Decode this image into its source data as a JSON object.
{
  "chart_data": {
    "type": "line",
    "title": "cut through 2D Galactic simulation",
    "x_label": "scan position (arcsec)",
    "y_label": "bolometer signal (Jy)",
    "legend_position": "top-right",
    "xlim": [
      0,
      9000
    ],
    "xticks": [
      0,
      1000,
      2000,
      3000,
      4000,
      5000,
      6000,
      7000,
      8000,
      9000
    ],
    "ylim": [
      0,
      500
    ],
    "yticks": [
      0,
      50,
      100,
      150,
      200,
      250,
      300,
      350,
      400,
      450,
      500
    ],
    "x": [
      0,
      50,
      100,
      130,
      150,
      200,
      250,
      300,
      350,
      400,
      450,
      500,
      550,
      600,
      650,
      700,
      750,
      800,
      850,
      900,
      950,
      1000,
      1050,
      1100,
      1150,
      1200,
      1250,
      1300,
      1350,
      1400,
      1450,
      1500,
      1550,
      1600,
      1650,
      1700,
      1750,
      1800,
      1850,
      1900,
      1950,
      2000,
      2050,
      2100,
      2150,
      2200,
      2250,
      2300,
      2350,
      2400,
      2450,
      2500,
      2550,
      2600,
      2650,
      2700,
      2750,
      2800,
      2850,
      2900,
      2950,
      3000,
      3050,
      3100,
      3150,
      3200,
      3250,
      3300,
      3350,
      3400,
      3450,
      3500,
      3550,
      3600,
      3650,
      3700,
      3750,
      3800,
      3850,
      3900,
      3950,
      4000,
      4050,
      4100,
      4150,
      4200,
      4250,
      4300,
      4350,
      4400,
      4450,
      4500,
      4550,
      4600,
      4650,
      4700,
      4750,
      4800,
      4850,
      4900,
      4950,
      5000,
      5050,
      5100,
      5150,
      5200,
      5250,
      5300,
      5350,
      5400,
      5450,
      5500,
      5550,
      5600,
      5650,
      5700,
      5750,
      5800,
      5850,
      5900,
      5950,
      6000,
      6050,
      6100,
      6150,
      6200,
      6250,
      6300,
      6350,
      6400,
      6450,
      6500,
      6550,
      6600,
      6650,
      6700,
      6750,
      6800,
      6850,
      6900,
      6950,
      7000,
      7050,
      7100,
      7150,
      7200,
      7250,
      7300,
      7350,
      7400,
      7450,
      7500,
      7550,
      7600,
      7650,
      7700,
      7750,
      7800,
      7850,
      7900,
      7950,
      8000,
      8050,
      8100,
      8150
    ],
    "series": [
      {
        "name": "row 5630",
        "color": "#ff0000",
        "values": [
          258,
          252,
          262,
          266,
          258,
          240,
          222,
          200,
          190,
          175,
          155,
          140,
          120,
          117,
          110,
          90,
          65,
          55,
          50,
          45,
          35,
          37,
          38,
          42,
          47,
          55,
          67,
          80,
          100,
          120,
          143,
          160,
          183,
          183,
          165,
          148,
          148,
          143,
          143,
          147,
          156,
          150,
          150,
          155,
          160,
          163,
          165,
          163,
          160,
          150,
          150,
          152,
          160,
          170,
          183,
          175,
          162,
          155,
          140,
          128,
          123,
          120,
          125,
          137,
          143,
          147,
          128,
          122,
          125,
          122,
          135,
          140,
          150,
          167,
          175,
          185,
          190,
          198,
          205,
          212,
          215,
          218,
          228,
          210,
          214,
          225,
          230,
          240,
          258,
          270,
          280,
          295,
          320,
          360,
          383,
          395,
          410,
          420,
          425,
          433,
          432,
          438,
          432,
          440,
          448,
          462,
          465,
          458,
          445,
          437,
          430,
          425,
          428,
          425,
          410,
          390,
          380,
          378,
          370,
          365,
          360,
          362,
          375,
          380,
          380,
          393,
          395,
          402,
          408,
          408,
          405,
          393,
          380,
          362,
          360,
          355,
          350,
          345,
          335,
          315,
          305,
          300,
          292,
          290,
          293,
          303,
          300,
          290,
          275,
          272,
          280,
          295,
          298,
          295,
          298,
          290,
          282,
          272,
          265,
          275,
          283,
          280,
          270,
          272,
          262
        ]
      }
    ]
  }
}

TASK PROMPT -
Retype the listing. Match it exactly.

PROBLEM SOLUTION -
Decode this image into its source data as a JSON object.
{
  "chart_data": {
    "type": "line",
    "title": "cut through 2D Galactic simulation",
    "x_label": "scan position (arcsec)",
    "y_label": "bolometer signal (Jy)",
    "legend_position": "top-right",
    "xlim": [
      0,
      9000
    ],
    "xticks": [
      0,
      1000,
      2000,
      3000,
      4000,
      5000,
      6000,
      7000,
      8000,
      9000
    ],
    "ylim": [
      0,
      500
    ],
    "yticks": [
      0,
      50,
      100,
      150,
      200,
      250,
      300,
      350,
      400,
      450,
      500
    ],
    "x": [
      0,
      50,
      100,
      130,
      150,
      200,
      250,
      300,
      350,
      400,
      450,
      500,
      550,
      600,
      650,
      700,
      750,
      800,
      850,
      900,
      950,
      1000,
      1050,
      1100,
      1150,
      1200,
      1250,
      1300,
      1350,
      1400,
      1450,
      1500,
      1550,
      1600,
      1650,
      1700,
      1750,
      1800,
      1850,
      1900,
      1950,
      2000,
      2050,
      2100,
      2150,
      2200,
      2250,
      2300,
      2350,
      2400,
      2450,
      2500,
      2550,
      2600,
      2650,
      2700,
      2750,
      2800,
      2850,
      2900,
      2950,
      3000,
      3050,
      3100,
      3150,
      3200,
      3250,
      3300,
      3350,
      3400,
      3450,
      3500,
      3550,
      3600,
      3650,
      3700,
      3750,
      3800,
      3850,
      3900,
      3950,
      4000,
      4050,
      4100,
      4150,
      4200,
      4250,
      4300,
      4350,
      4400,
      4450,
      4500,
      4550,
      4600,
      4650,
      4700,
      4750,
      4800,
      4850,
      4900,
      4950,
      5000,
      5050,
      5100,
      5150,
      5200,
      5250,
      5300,
      5350,
      5400,
      5450,
      5500,
      5550,
      5600,
      5650,
      5700,
      5750,
      5800,
      5850,
      5900,
      5950,
      6000,
      6050,
      6100,
      6150,
      6200,
      6250,
      6300,
      6350,
      6400,
      6450,
      6500,
      6550,
      6600,
      6650,
      6700,
      6750,
      6800,
      6850,
      6900,
      6950,
      7000,
      7050,
      7100,
      7150,
      7200,
      7250,
      7300,
      7350,
      7400,
      7450,
      7500,
      7550,
      7600,
      7650,
      7700,
      7750,
      7800,
      7850,
      7900,
      7950,
      8000,
      8050,
      8100,
      8150
    ],
    "series": [
      {
        "name": "row 5630",
        "color": "#ff0000",
        "values": [
          258,
          252,
          262,
          266,
          258,
          240,
          222,
          200,
          190,
          175,
          155,
          140,
          120,
          117,
          110,
          90,
          65,
          55,
          50,
          45,
          35,
          37,
          38,
          42,
          47,
          55,
          67,
          80,
          100,
          120,
          143,
          160,
          183,
          183,
          165,
          148,
          148,
          143,
          143,
          147,
          156,
          150,
          150,
          155,
          160,
          163,
          165,
          163,
          160,
          150,
          150,
          152,
          160,
          170,
          183,
          175,
          162,
          155,
          140,
          128,
          123,
          120,
          125,
          137,
          143,
          147,
          128,
          122,
          125,
          122,
          135,
          140,
          150,
          167,
          175,
          185,
          190,
          198,
          205,
          212,
          215,
          218,
          228,
          210,
          214,
          225,
          230,
          240,
          258,
          270,
          280,
          295,
          320,
          360,
          383,
          395,
          410,
          420,
          425,
          433,
          432,
          438,
          432,
          440,
          448,
          462,
          465,
          458,
          445,
          437,
          430,
          425,
          428,
          425,
          410,
          390,
          380,
          378,
          370,
          365,
          360,
          362,
          375,
          380,
          380,
          393,
          395,
          402,
          408,
          408,
          405,
          393,
          380,
          362,
          360,
          355,
          350,
          345,
          335,
          315,
          305,
          300,
          292,
          290,
          293,
          303,
          300,
          290,
          275,
          272,
          280,
          295,
          298,
          295,
          298,
          290,
          282,
          272,
          265,
          275,
          283,
          280,
          270,
          272,
          262
        ]
      }
    ]
  }
}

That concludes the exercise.